### Task goal
In the listing below, locate the lines that hold the string "this". Copy those lines.
══ Task inputs
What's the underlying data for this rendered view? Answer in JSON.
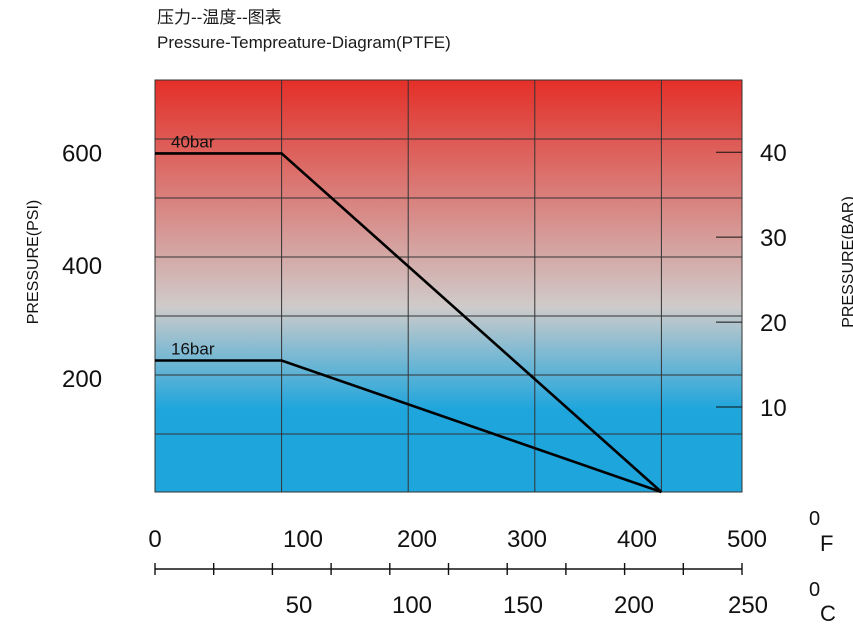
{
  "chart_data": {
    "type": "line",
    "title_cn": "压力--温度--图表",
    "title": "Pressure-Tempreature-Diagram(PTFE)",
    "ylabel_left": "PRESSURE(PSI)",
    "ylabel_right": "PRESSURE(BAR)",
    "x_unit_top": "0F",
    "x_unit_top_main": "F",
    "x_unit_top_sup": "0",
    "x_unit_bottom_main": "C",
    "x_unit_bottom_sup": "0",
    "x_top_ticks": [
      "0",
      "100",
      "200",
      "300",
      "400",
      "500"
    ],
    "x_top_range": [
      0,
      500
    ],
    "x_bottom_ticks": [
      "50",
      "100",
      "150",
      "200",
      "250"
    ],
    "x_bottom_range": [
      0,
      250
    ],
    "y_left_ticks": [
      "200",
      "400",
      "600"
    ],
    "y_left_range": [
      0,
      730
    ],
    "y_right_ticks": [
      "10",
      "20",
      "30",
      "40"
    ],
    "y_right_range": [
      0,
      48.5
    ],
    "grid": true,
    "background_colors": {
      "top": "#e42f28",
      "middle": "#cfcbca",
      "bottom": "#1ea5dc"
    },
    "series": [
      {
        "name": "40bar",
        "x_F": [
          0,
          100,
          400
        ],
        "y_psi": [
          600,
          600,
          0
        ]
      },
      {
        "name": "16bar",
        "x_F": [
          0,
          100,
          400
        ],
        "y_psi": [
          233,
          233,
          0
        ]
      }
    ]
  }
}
════
══ Task inputs
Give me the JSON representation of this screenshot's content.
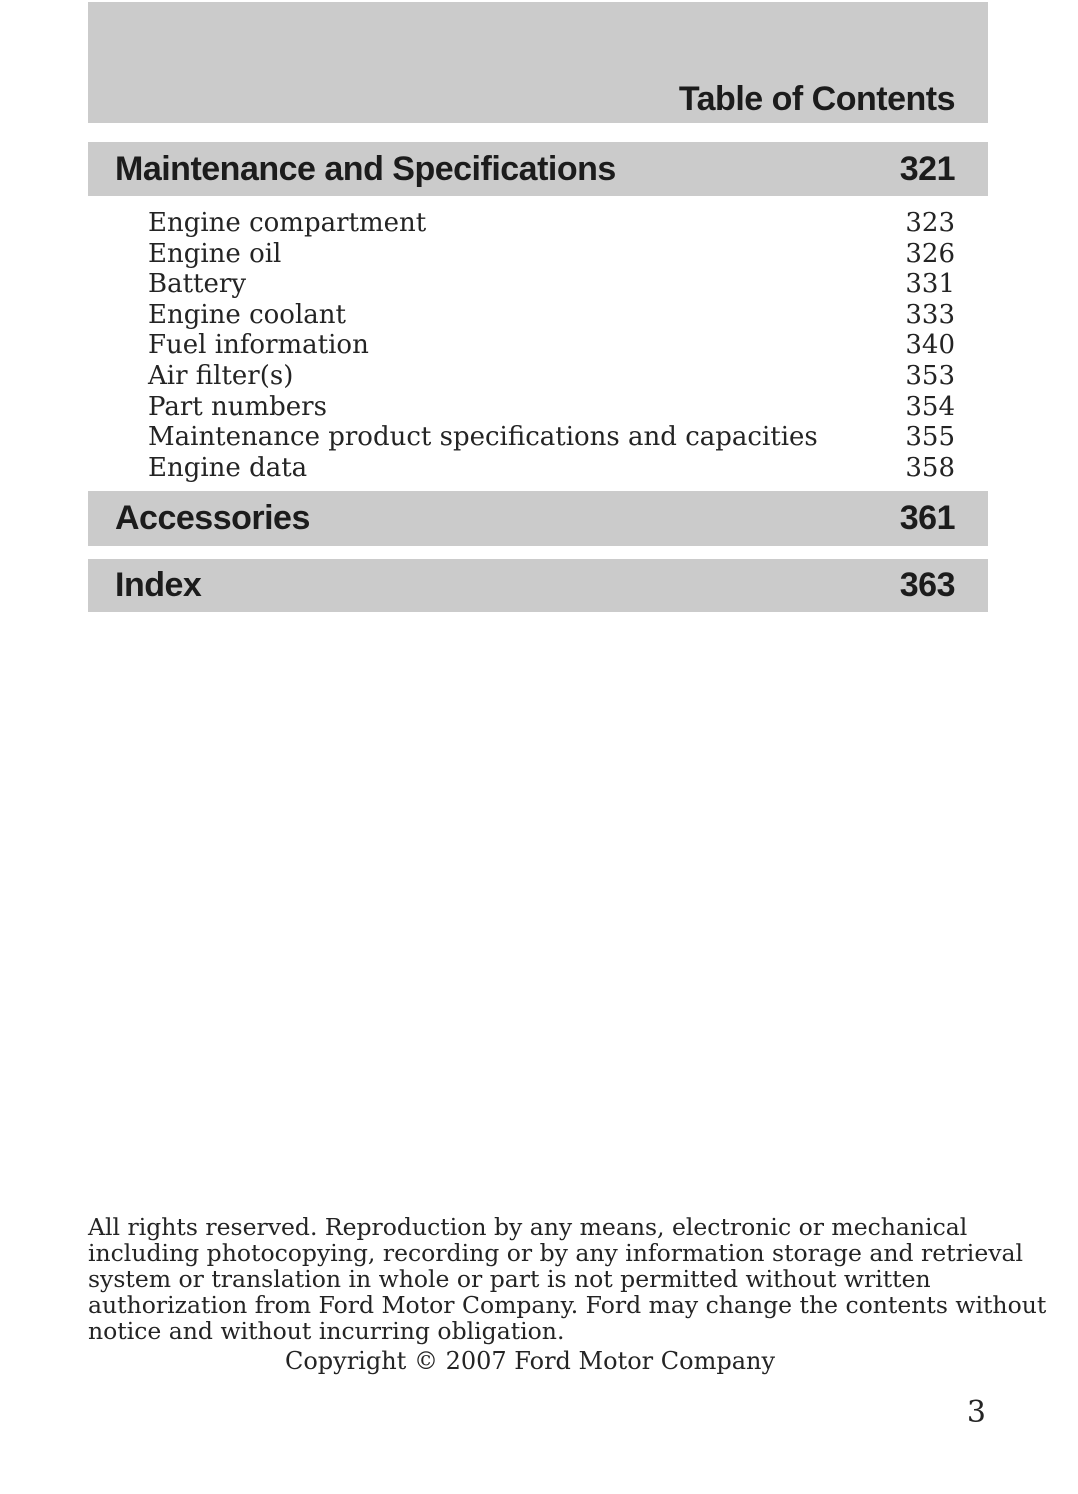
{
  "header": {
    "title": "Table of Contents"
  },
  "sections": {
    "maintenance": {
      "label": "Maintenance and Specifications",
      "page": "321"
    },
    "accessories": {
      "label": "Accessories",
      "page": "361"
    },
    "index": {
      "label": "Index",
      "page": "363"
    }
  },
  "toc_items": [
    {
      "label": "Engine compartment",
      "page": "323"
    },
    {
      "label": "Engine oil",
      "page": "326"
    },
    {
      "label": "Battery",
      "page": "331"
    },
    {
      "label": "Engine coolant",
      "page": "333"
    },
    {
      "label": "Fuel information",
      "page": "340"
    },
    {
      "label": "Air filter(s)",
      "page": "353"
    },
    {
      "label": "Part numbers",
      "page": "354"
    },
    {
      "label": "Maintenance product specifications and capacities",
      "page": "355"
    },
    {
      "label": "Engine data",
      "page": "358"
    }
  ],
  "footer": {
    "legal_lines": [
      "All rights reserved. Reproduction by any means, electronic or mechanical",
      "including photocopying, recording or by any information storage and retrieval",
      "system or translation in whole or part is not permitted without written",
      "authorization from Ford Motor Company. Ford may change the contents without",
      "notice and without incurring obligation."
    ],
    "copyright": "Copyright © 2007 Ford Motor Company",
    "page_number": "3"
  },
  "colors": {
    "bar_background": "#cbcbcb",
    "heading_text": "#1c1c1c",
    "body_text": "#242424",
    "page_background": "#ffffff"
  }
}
════
### Complete response
What's the underlying data for this rendered view? Answer in JSON.
Give me the JSON representation of this screenshot's content.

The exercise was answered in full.